EXTRACTED DATA:

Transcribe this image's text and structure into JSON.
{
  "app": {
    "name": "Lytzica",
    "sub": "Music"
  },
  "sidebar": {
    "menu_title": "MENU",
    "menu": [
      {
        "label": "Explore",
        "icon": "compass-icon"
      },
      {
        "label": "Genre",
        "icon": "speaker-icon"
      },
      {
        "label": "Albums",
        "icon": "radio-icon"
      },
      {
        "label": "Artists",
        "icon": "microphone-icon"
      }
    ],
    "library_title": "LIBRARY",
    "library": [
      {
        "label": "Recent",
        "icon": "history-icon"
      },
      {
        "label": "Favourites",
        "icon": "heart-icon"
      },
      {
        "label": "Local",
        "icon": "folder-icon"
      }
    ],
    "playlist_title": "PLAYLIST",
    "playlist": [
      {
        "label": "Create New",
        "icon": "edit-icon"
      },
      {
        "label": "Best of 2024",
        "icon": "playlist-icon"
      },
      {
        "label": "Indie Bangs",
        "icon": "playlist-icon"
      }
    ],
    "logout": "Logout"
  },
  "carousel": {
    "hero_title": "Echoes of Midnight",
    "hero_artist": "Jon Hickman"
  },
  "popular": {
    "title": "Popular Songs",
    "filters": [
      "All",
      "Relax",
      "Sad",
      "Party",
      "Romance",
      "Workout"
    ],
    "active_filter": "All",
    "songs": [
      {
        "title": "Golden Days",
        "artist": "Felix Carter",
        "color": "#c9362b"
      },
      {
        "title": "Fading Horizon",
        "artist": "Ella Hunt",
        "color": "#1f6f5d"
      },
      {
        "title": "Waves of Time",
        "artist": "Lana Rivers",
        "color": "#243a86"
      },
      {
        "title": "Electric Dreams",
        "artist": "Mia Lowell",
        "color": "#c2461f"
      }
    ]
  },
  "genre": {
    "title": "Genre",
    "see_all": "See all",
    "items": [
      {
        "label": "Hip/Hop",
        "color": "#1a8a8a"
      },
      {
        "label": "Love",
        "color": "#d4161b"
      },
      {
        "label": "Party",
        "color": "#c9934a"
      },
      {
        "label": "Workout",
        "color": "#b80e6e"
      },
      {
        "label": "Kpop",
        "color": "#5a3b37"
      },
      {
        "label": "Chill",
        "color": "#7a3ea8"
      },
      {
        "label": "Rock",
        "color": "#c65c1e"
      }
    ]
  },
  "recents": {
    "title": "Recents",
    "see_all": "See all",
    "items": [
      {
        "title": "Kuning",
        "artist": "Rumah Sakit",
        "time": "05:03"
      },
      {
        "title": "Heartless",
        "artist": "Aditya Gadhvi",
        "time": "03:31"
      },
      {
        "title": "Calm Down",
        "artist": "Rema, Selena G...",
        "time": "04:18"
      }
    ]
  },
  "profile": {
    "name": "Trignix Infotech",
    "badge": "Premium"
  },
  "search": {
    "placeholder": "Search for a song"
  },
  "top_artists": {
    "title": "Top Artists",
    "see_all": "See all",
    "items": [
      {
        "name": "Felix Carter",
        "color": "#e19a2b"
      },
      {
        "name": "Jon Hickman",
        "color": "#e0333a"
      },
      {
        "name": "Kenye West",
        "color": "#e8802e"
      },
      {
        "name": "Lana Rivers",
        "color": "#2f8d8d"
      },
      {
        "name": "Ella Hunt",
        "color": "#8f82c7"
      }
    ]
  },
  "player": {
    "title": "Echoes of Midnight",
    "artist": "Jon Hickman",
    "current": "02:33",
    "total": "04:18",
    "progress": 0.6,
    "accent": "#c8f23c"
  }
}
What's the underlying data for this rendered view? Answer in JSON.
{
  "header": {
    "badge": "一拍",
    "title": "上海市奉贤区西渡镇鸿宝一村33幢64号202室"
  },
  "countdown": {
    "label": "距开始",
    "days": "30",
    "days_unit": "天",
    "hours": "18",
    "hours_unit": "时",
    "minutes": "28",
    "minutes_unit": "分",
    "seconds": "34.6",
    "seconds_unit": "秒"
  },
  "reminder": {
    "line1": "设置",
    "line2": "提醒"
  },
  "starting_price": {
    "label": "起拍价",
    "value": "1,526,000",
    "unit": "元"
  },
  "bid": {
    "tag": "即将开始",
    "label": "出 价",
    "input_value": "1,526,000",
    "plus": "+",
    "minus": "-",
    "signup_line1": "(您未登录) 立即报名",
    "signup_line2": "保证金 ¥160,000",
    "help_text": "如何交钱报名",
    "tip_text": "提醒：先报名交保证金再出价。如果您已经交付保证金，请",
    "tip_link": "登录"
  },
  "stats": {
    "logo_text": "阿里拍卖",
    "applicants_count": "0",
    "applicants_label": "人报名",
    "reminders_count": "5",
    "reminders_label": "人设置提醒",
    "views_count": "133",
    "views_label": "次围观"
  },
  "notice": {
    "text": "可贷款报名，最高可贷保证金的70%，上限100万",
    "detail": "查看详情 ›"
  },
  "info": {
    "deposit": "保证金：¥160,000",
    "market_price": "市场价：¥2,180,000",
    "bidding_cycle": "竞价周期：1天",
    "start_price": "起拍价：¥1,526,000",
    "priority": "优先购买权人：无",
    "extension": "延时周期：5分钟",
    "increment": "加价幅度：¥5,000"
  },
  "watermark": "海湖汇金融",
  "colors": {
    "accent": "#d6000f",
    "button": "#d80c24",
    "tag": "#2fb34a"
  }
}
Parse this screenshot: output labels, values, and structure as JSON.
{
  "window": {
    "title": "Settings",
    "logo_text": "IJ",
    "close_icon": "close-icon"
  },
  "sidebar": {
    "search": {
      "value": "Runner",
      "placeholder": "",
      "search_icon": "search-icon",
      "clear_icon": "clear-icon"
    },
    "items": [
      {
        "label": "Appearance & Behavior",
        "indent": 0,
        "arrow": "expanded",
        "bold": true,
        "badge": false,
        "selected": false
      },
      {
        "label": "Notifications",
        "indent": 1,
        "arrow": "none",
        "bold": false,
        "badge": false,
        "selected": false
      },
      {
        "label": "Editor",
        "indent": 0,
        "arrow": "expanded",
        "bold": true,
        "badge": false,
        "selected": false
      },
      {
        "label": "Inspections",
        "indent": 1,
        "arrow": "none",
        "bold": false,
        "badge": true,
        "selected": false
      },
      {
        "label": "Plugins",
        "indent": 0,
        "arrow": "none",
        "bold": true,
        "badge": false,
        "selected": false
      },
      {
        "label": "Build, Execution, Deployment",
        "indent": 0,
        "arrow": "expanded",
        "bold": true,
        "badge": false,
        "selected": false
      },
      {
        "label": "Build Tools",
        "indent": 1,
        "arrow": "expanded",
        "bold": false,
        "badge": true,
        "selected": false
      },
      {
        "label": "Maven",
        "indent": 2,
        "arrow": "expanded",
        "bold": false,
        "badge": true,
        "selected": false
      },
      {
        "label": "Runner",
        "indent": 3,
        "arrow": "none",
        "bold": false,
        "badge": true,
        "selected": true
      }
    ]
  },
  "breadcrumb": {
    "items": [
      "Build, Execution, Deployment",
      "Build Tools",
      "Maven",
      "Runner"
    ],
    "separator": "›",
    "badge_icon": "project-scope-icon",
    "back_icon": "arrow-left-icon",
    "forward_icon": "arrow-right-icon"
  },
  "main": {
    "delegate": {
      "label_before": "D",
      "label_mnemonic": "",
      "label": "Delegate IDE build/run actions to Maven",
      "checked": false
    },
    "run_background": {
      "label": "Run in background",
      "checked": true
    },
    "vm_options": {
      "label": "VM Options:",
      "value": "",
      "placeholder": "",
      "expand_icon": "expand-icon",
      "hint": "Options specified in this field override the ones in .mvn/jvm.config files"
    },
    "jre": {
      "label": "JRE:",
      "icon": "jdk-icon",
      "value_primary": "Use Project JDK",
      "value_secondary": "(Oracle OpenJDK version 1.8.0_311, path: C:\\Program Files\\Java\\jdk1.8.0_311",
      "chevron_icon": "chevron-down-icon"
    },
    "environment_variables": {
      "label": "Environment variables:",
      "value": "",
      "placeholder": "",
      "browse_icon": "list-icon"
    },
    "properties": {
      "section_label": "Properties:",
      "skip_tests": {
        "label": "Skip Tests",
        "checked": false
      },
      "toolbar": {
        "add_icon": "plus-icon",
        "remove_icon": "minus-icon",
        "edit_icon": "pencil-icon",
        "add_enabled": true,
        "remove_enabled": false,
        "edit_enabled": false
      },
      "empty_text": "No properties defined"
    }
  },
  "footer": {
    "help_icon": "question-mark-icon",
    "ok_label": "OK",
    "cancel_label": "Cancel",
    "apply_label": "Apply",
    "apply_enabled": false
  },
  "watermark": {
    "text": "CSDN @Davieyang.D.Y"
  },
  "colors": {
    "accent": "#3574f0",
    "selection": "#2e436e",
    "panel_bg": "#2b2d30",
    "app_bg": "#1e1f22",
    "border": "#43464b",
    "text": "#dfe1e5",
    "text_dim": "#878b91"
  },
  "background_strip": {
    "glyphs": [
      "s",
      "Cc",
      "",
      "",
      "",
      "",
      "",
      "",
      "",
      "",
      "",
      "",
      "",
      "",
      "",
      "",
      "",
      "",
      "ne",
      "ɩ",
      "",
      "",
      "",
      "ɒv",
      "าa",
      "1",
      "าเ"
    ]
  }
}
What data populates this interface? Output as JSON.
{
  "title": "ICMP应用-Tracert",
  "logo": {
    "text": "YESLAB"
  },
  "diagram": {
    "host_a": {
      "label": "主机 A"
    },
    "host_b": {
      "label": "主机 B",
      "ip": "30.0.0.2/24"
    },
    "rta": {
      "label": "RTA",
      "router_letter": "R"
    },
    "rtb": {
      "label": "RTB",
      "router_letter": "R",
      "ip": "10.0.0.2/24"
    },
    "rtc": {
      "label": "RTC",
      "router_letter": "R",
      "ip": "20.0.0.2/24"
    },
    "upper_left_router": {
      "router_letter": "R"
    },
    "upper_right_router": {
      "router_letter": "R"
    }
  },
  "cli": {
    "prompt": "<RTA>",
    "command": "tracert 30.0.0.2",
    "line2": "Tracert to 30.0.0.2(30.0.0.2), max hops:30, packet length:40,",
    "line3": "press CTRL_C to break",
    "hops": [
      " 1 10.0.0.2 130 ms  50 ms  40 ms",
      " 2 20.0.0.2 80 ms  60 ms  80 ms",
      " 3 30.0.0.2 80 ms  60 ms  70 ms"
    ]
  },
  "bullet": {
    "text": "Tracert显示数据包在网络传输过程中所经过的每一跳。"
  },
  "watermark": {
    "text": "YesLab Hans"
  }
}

WHAT IS EXPECTED:
Only the lines from the one that contains "What data populates" through the last line should be repeated, each exactly as it stands, with both ends included.

EXERCISE RESPONSE:
What data populates this interface? Output as JSON.
{
  "title": "ICMP应用-Tracert",
  "logo": {
    "text": "YESLAB"
  },
  "diagram": {
    "host_a": {
      "label": "主机 A"
    },
    "host_b": {
      "label": "主机 B",
      "ip": "30.0.0.2/24"
    },
    "rta": {
      "label": "RTA",
      "router_letter": "R"
    },
    "rtb": {
      "label": "RTB",
      "router_letter": "R",
      "ip": "10.0.0.2/24"
    },
    "rtc": {
      "label": "RTC",
      "router_letter": "R",
      "ip": "20.0.0.2/24"
    },
    "upper_left_router": {
      "router_letter": "R"
    },
    "upper_right_router": {
      "router_letter": "R"
    }
  },
  "cli": {
    "prompt": "<RTA>",
    "command": "tracert 30.0.0.2",
    "line2": "Tracert to 30.0.0.2(30.0.0.2), max hops:30, packet length:40,",
    "line3": "press CTRL_C to break",
    "hops": [
      " 1 10.0.0.2 130 ms  50 ms  40 ms",
      " 2 20.0.0.2 80 ms  60 ms  80 ms",
      " 3 30.0.0.2 80 ms  60 ms  70 ms"
    ]
  },
  "bullet": {
    "text": "Tracert显示数据包在网络传输过程中所经过的每一跳。"
  },
  "watermark": {
    "text": "YesLab Hans"
  }
}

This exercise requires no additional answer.